» **SET PROBLEM**
Reproduce the listing below line for line, without changing a single character.

* START DATA FOR THIS EXERCISE *

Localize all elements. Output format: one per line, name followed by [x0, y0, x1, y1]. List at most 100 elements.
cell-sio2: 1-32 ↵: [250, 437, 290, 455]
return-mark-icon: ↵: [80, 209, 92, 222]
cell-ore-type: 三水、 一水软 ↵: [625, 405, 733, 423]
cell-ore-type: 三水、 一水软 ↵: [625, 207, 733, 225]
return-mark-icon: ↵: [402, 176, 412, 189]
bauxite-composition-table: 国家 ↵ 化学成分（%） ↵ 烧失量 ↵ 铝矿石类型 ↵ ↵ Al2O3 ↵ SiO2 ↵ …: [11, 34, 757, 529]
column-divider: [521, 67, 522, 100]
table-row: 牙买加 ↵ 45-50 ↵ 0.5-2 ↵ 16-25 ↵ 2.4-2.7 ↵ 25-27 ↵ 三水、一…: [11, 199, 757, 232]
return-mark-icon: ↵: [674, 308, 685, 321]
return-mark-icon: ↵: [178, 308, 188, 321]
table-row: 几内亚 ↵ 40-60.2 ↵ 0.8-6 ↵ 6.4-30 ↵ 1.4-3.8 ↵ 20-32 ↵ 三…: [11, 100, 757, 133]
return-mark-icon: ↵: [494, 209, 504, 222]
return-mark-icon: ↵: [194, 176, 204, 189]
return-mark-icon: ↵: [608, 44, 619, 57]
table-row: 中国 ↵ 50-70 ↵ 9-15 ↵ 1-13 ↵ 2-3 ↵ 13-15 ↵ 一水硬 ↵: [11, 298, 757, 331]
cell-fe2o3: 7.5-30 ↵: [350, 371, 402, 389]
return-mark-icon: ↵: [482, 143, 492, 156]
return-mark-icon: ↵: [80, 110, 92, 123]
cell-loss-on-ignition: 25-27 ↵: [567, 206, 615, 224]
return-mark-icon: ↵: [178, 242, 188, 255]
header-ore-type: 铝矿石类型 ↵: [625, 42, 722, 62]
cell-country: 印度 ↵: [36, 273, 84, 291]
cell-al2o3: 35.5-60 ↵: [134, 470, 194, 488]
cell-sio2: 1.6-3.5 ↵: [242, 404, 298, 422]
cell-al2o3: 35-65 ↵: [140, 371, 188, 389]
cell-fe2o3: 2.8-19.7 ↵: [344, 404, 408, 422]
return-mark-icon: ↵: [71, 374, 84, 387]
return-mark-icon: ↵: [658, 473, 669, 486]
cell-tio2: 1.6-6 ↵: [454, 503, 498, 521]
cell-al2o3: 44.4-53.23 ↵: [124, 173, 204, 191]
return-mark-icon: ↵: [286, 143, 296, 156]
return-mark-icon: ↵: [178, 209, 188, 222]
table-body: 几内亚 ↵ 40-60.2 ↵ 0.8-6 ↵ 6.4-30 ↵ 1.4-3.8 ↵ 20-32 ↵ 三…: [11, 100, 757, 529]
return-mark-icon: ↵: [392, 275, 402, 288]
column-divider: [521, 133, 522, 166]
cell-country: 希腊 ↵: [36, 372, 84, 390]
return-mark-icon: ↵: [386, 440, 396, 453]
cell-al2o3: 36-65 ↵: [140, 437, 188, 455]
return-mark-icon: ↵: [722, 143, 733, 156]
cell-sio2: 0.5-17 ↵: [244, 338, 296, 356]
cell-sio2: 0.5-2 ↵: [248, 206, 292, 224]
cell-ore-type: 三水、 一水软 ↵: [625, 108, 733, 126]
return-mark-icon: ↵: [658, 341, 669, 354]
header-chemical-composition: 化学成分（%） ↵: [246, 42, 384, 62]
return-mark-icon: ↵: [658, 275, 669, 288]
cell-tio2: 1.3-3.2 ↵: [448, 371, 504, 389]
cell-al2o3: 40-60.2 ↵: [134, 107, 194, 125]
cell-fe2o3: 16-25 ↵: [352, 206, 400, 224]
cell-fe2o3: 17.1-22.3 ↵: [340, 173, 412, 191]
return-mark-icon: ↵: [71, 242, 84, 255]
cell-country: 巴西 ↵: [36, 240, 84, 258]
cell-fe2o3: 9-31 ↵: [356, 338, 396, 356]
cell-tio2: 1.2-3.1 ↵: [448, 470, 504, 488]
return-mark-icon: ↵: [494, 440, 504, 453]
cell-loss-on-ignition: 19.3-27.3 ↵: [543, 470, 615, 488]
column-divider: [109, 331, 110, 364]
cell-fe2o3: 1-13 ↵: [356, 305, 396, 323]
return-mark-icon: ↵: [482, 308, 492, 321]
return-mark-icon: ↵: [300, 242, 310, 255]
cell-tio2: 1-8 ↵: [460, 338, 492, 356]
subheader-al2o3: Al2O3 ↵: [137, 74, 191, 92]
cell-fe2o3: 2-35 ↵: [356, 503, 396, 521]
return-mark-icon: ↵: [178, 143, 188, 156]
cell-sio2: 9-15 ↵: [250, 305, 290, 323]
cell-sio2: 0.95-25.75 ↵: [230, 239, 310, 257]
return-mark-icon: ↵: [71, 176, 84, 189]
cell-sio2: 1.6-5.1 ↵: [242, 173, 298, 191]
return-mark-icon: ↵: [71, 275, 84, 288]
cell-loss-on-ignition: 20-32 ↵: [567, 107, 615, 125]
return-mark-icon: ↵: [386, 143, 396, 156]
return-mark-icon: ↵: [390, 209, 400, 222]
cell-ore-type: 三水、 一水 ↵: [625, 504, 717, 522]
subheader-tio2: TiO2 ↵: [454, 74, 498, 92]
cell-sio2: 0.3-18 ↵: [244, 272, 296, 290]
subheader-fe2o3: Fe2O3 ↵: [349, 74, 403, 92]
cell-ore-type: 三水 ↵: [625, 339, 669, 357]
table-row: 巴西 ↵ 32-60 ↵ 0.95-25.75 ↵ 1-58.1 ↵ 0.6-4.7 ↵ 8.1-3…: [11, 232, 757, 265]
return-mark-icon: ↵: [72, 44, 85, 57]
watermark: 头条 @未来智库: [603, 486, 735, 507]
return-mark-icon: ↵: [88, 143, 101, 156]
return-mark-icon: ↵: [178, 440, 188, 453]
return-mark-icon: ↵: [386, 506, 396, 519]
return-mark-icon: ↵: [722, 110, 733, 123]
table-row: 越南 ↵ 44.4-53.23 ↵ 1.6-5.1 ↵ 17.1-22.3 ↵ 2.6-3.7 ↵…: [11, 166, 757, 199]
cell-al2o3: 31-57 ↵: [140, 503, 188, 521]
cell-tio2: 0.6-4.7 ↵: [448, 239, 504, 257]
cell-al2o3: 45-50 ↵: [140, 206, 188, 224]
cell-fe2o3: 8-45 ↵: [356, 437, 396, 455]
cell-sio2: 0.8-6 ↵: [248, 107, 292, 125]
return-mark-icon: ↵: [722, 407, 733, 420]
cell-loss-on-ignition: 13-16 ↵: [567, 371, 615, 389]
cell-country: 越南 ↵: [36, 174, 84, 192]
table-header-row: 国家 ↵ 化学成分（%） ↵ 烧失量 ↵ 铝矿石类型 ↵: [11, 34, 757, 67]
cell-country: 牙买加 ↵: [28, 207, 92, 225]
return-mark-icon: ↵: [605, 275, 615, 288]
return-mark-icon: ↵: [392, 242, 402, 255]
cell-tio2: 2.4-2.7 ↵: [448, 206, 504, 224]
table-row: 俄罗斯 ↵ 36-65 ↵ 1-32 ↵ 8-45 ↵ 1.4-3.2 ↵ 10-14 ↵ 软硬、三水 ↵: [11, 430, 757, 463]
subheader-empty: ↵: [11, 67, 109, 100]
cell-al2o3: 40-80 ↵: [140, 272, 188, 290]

* END DATA FOR THIS EXERCISE *

» **FINISHED EXERCISE**
Localize all elements. Output format: one per line, name followed by [x0, y0, x1, y1]. List at most 100 elements.
cell-sio2: 1-32 ↵: [250, 437, 290, 455]
return-mark-icon: ↵: [80, 209, 92, 222]
cell-ore-type: 三水、 一水软 ↵: [625, 405, 733, 423]
cell-ore-type: 三水、 一水软 ↵: [625, 207, 733, 225]
return-mark-icon: ↵: [402, 176, 412, 189]
bauxite-composition-table: 国家 ↵ 化学成分（%） ↵ 烧失量 ↵ 铝矿石类型 ↵ ↵ Al2O3 ↵ SiO2 ↵ …: [11, 34, 757, 529]
column-divider: [521, 67, 522, 100]
table-row: 牙买加 ↵ 45-50 ↵ 0.5-2 ↵ 16-25 ↵ 2.4-2.7 ↵ 25-27 ↵ 三水、一…: [11, 199, 757, 232]
return-mark-icon: ↵: [674, 308, 685, 321]
return-mark-icon: ↵: [178, 308, 188, 321]
table-row: 几内亚 ↵ 40-60.2 ↵ 0.8-6 ↵ 6.4-30 ↵ 1.4-3.8 ↵ 20-32 ↵ 三…: [11, 100, 757, 133]
return-mark-icon: ↵: [494, 209, 504, 222]
return-mark-icon: ↵: [194, 176, 204, 189]
return-mark-icon: ↵: [608, 44, 619, 57]
table-row: 中国 ↵ 50-70 ↵ 9-15 ↵ 1-13 ↵ 2-3 ↵ 13-15 ↵ 一水硬 ↵: [11, 298, 757, 331]
cell-fe2o3: 7.5-30 ↵: [350, 371, 402, 389]
return-mark-icon: ↵: [482, 143, 492, 156]
return-mark-icon: ↵: [80, 110, 92, 123]
cell-loss-on-ignition: 25-27 ↵: [567, 206, 615, 224]
return-mark-icon: ↵: [178, 242, 188, 255]
header-ore-type: 铝矿石类型 ↵: [625, 42, 722, 62]
cell-country: 印度 ↵: [36, 273, 84, 291]
cell-al2o3: 35.5-60 ↵: [134, 470, 194, 488]
cell-sio2: 1.6-3.5 ↵: [242, 404, 298, 422]
cell-al2o3: 35-65 ↵: [140, 371, 188, 389]
cell-fe2o3: 2.8-19.7 ↵: [344, 404, 408, 422]
return-mark-icon: ↵: [71, 374, 84, 387]
return-mark-icon: ↵: [658, 473, 669, 486]
cell-tio2: 1.6-6 ↵: [454, 503, 498, 521]
cell-al2o3: 44.4-53.23 ↵: [124, 173, 204, 191]
return-mark-icon: ↵: [286, 143, 296, 156]
return-mark-icon: ↵: [178, 209, 188, 222]
table-body: 几内亚 ↵ 40-60.2 ↵ 0.8-6 ↵ 6.4-30 ↵ 1.4-3.8 ↵ 20-32 ↵ 三…: [11, 100, 757, 529]
return-mark-icon: ↵: [392, 275, 402, 288]
column-divider: [521, 133, 522, 166]
cell-country: 希腊 ↵: [36, 372, 84, 390]
return-mark-icon: ↵: [386, 440, 396, 453]
cell-al2o3: 36-65 ↵: [140, 437, 188, 455]
return-mark-icon: ↵: [722, 143, 733, 156]
cell-sio2: 0.5-17 ↵: [244, 338, 296, 356]
cell-sio2: 0.5-2 ↵: [248, 206, 292, 224]
cell-ore-type: 三水、 一水软 ↵: [625, 108, 733, 126]
return-mark-icon: ↵: [658, 341, 669, 354]
header-chemical-composition: 化学成分（%） ↵: [246, 42, 384, 62]
return-mark-icon: ↵: [658, 275, 669, 288]
cell-tio2: 1.3-3.2 ↵: [448, 371, 504, 389]
cell-al2o3: 40-60.2 ↵: [134, 107, 194, 125]
cell-fe2o3: 16-25 ↵: [352, 206, 400, 224]
cell-fe2o3: 17.1-22.3 ↵: [340, 173, 412, 191]
return-mark-icon: ↵: [71, 242, 84, 255]
cell-country: 巴西 ↵: [36, 240, 84, 258]
cell-fe2o3: 9-31 ↵: [356, 338, 396, 356]
cell-tio2: 1.2-3.1 ↵: [448, 470, 504, 488]
return-mark-icon: ↵: [494, 440, 504, 453]
cell-loss-on-ignition: 19.3-27.3 ↵: [543, 470, 615, 488]
column-divider: [109, 331, 110, 364]
cell-fe2o3: 1-13 ↵: [356, 305, 396, 323]
return-mark-icon: ↵: [482, 308, 492, 321]
return-mark-icon: ↵: [300, 242, 310, 255]
cell-tio2: 1-8 ↵: [460, 338, 492, 356]
subheader-al2o3: Al2O3 ↵: [137, 74, 191, 92]
cell-fe2o3: 2-35 ↵: [356, 503, 396, 521]
return-mark-icon: ↵: [178, 143, 188, 156]
cell-sio2: 9-15 ↵: [250, 305, 290, 323]
cell-sio2: 0.95-25.75 ↵: [230, 239, 310, 257]
return-mark-icon: ↵: [71, 176, 84, 189]
cell-sio2: 1.6-5.1 ↵: [242, 173, 298, 191]
return-mark-icon: ↵: [71, 275, 84, 288]
cell-loss-on-ignition: 20-32 ↵: [567, 107, 615, 125]
return-mark-icon: ↵: [386, 143, 396, 156]
return-mark-icon: ↵: [390, 209, 400, 222]
cell-ore-type: 三水、 一水 ↵: [625, 504, 717, 522]
subheader-tio2: TiO2 ↵: [454, 74, 498, 92]
cell-sio2: 0.3-18 ↵: [244, 272, 296, 290]
subheader-fe2o3: Fe2O3 ↵: [349, 74, 403, 92]
cell-ore-type: 三水 ↵: [625, 339, 669, 357]
table-row: 巴西 ↵ 32-60 ↵ 0.95-25.75 ↵ 1-58.1 ↵ 0.6-4.7 ↵ 8.1-3…: [11, 232, 757, 265]
return-mark-icon: ↵: [72, 44, 85, 57]
watermark: 头条 @未来智库: [603, 486, 735, 507]
return-mark-icon: ↵: [88, 143, 101, 156]
return-mark-icon: ↵: [178, 440, 188, 453]
return-mark-icon: ↵: [386, 506, 396, 519]
return-mark-icon: ↵: [722, 110, 733, 123]
table-row: 越南 ↵ 44.4-53.23 ↵ 1.6-5.1 ↵ 17.1-22.3 ↵ 2.6-3.7 ↵…: [11, 166, 757, 199]
cell-al2o3: 31-57 ↵: [140, 503, 188, 521]
cell-tio2: 0.6-4.7 ↵: [448, 239, 504, 257]
cell-al2o3: 45-50 ↵: [140, 206, 188, 224]
cell-fe2o3: 8-45 ↵: [356, 437, 396, 455]
cell-sio2: 0.8-6 ↵: [248, 107, 292, 125]
return-mark-icon: ↵: [722, 407, 733, 420]
cell-loss-on-ignition: 13-16 ↵: [567, 371, 615, 389]
cell-country: 越南 ↵: [36, 174, 84, 192]
table-header-row: 国家 ↵ 化学成分（%） ↵ 烧失量 ↵ 铝矿石类型 ↵: [11, 34, 757, 67]
cell-country: 牙买加 ↵: [28, 207, 92, 225]
return-mark-icon: ↵: [605, 275, 615, 288]
return-mark-icon: ↵: [392, 242, 402, 255]
cell-tio2: 2.4-2.7 ↵: [448, 206, 504, 224]
table-row: 俄罗斯 ↵ 36-65 ↵ 1-32 ↵ 8-45 ↵ 1.4-3.2 ↵ 10-14 ↵ 软硬、三水 ↵: [11, 430, 757, 463]
subheader-empty: ↵: [11, 67, 109, 100]
cell-al2o3: 40-80 ↵: [140, 272, 188, 290]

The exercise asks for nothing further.